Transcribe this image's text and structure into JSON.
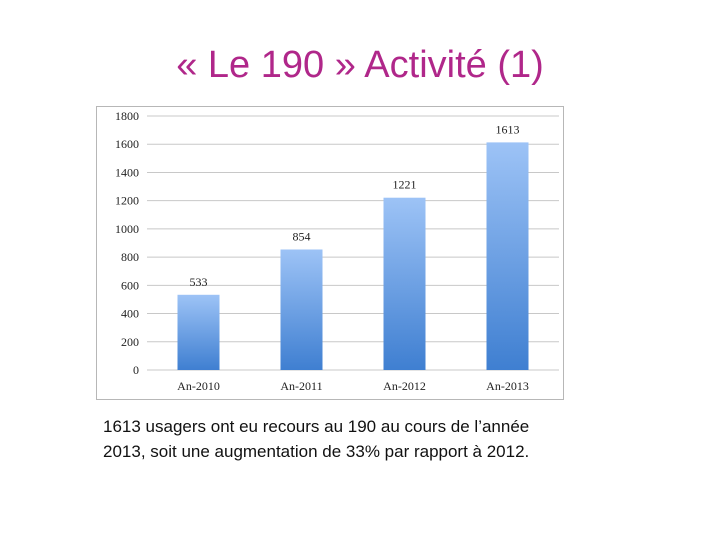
{
  "slide": {
    "title": "« Le 190 » Activité (1)",
    "caption_line1": "1613 usagers ont eu recours au 190 au cours de l’année",
    "caption_line2": "2013, soit une augmentation de 33% par rapport à 2012."
  },
  "chart_data": {
    "type": "bar",
    "categories": [
      "An-2010",
      "An-2011",
      "An-2012",
      "An-2013"
    ],
    "values": [
      533,
      854,
      1221,
      1613
    ],
    "data_labels": [
      "533",
      "854",
      "1221",
      "1613"
    ],
    "ylim": [
      0,
      1800
    ],
    "yticks": [
      0,
      200,
      400,
      600,
      800,
      1000,
      1200,
      1400,
      1600,
      1800
    ],
    "gridlines": true,
    "bar_color_top": "#9dc3f6",
    "bar_color_bottom": "#3f7fd1",
    "grid_color": "#c8c8c8"
  }
}
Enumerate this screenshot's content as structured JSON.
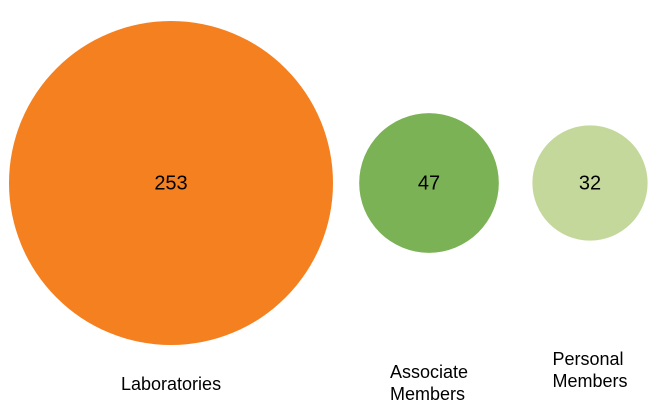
{
  "chart_data": {
    "type": "bubble",
    "categories": [
      "Laboratories",
      "Associate Members",
      "Personal Members"
    ],
    "values": [
      253,
      47,
      32
    ],
    "colors": [
      "#f5801f",
      "#7bb255",
      "#c4d89c"
    ]
  }
}
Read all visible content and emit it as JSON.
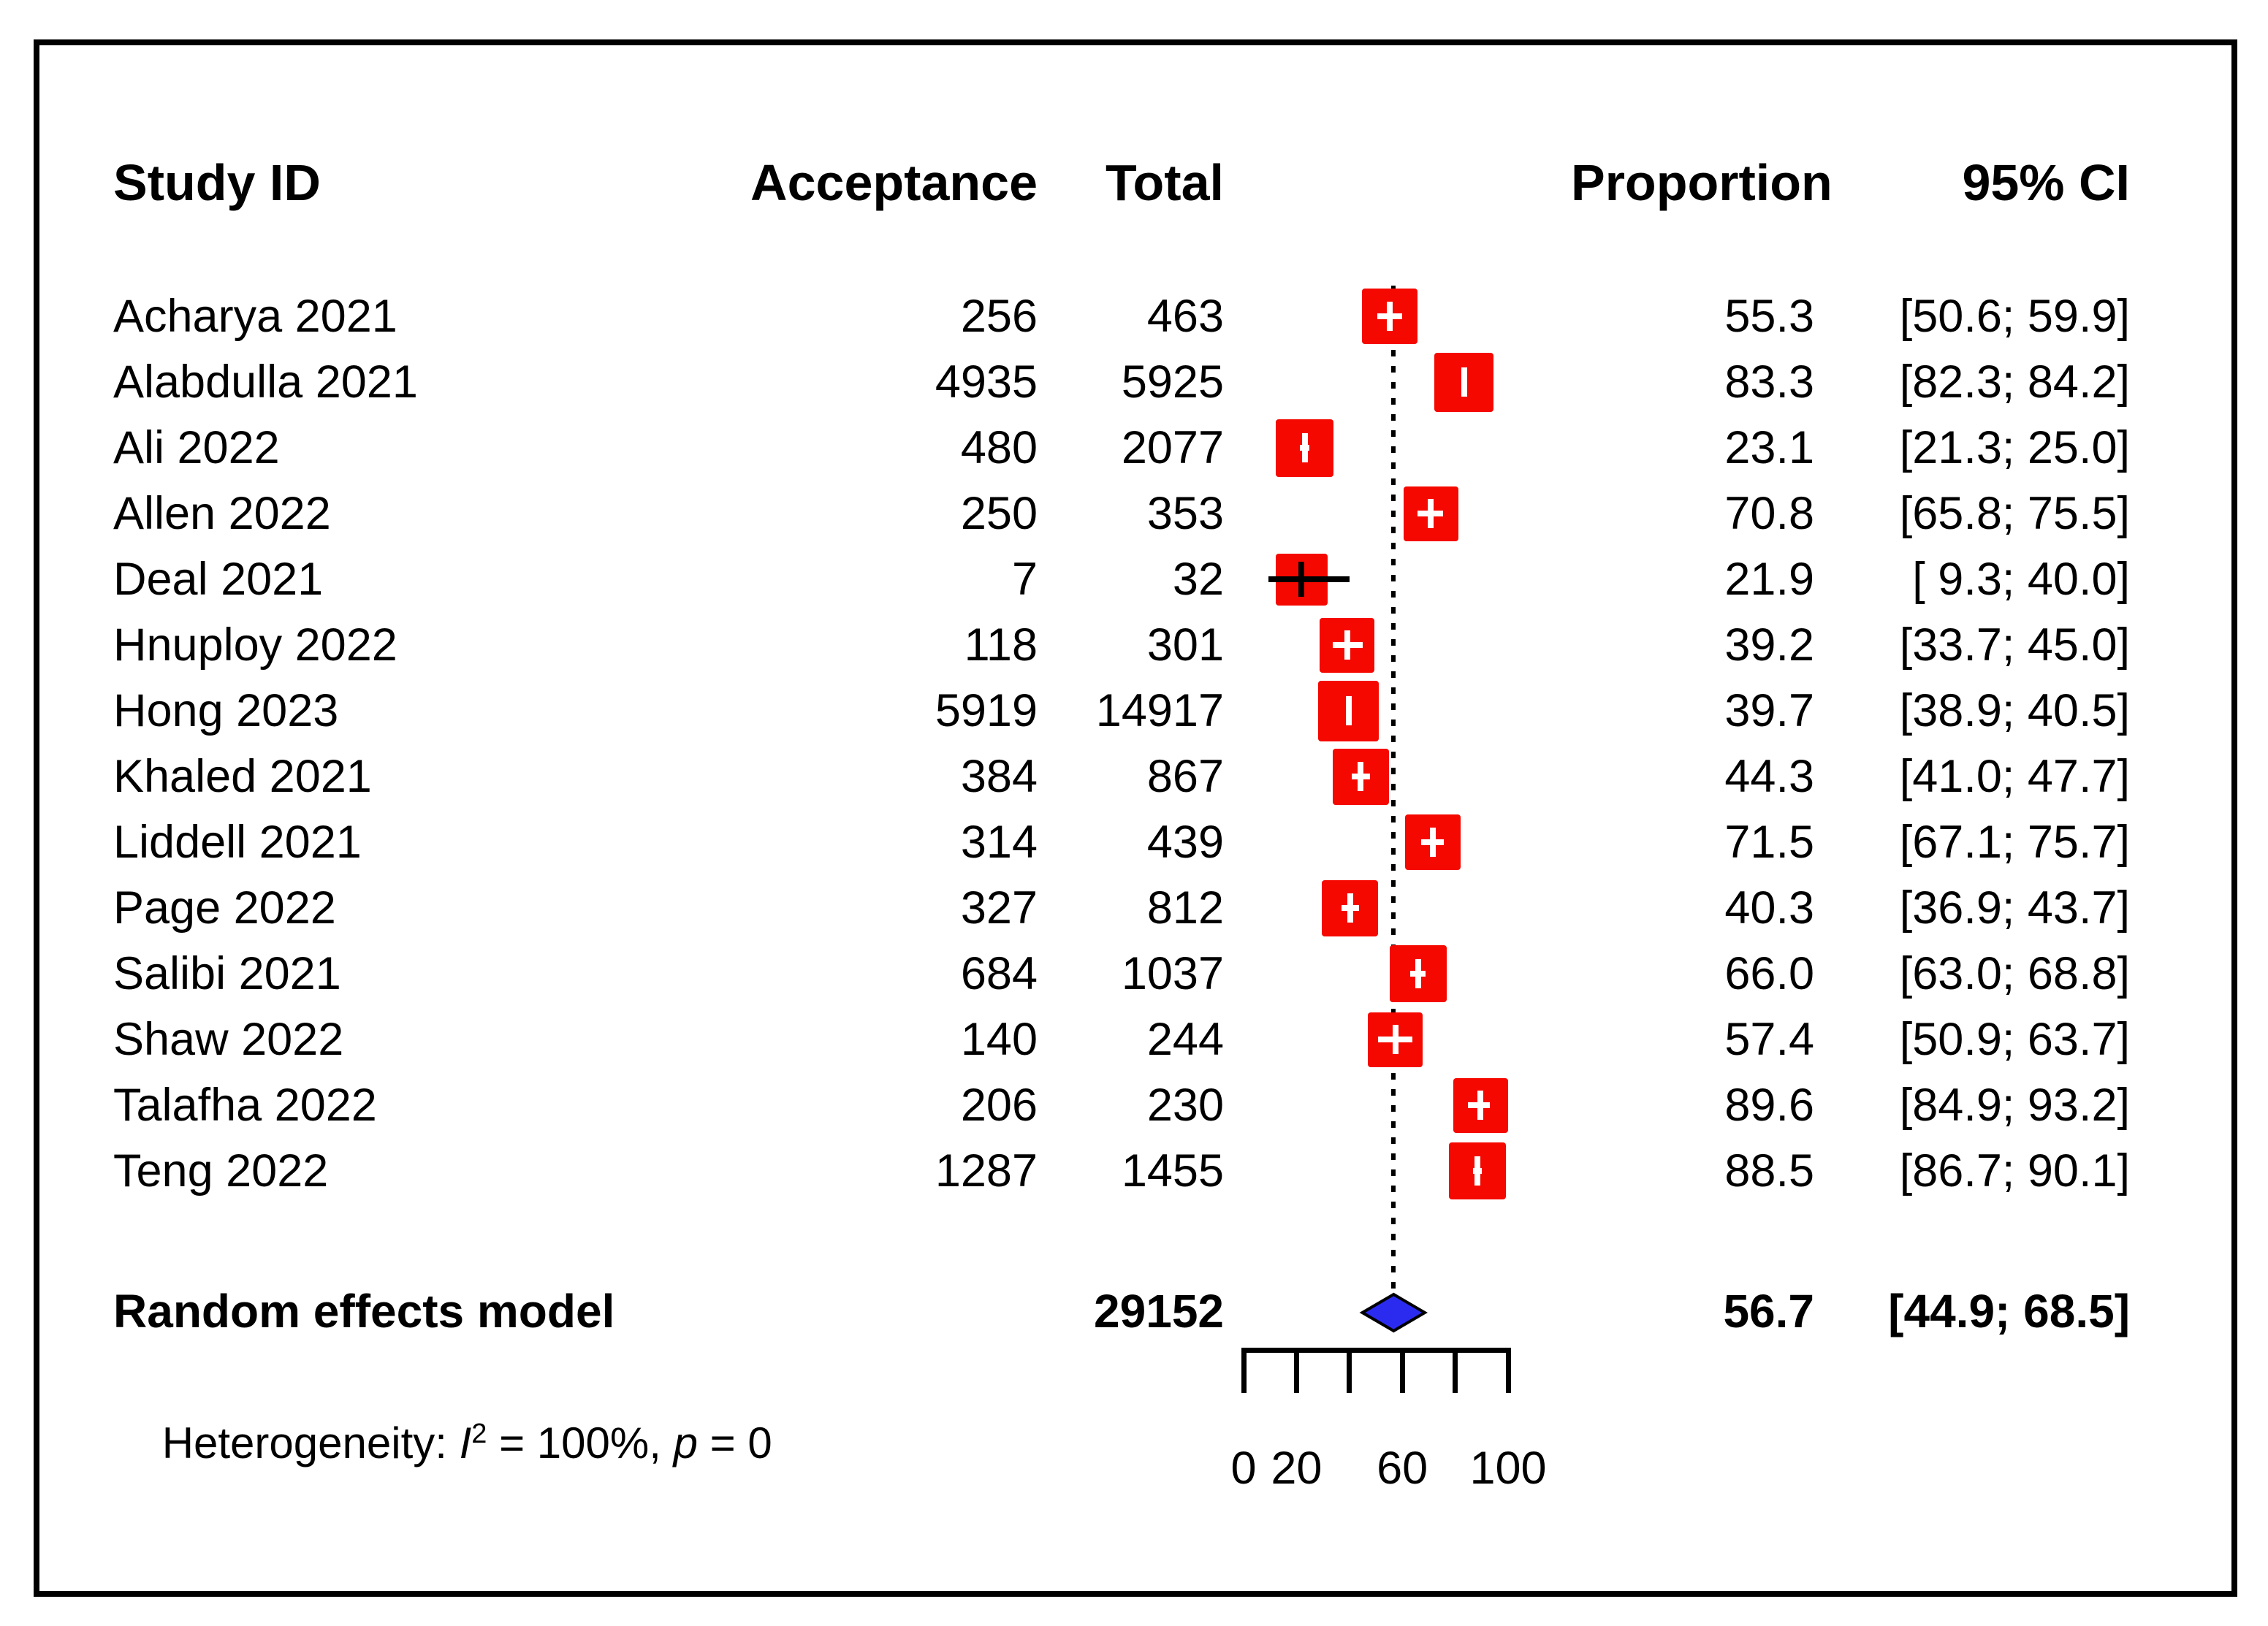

- REQUIRED WORK
Quote the records in their entirety, keeping the wording exact and excluding pictures.

- REPLY
Transcribe this image's text and structure into JSON.
{
  "slide": {
    "title": "« Le 190 » Activité (1)",
    "caption_line1": "1613 usagers ont eu recours au 190 au cours de l’année",
    "caption_line2": "2013, soit une augmentation de 33% par rapport à 2012."
  },
  "chart_data": {
    "type": "bar",
    "categories": [
      "An-2010",
      "An-2011",
      "An-2012",
      "An-2013"
    ],
    "values": [
      533,
      854,
      1221,
      1613
    ],
    "data_labels": [
      "533",
      "854",
      "1221",
      "1613"
    ],
    "ylim": [
      0,
      1800
    ],
    "yticks": [
      0,
      200,
      400,
      600,
      800,
      1000,
      1200,
      1400,
      1600,
      1800
    ],
    "gridlines": true,
    "bar_color_top": "#9dc3f6",
    "bar_color_bottom": "#3f7fd1",
    "grid_color": "#c8c8c8"
  }
}
Enumerate this screenshot's content as structured JSON.
{
  "chart_data": {
    "type": "bubble",
    "categories": [
      "Laboratories",
      "Associate Members",
      "Personal Members"
    ],
    "values": [
      253,
      47,
      32
    ],
    "colors": [
      "#f5801f",
      "#7bb255",
      "#c4d89c"
    ]
  }
}
Read all visible content and emit it as JSON.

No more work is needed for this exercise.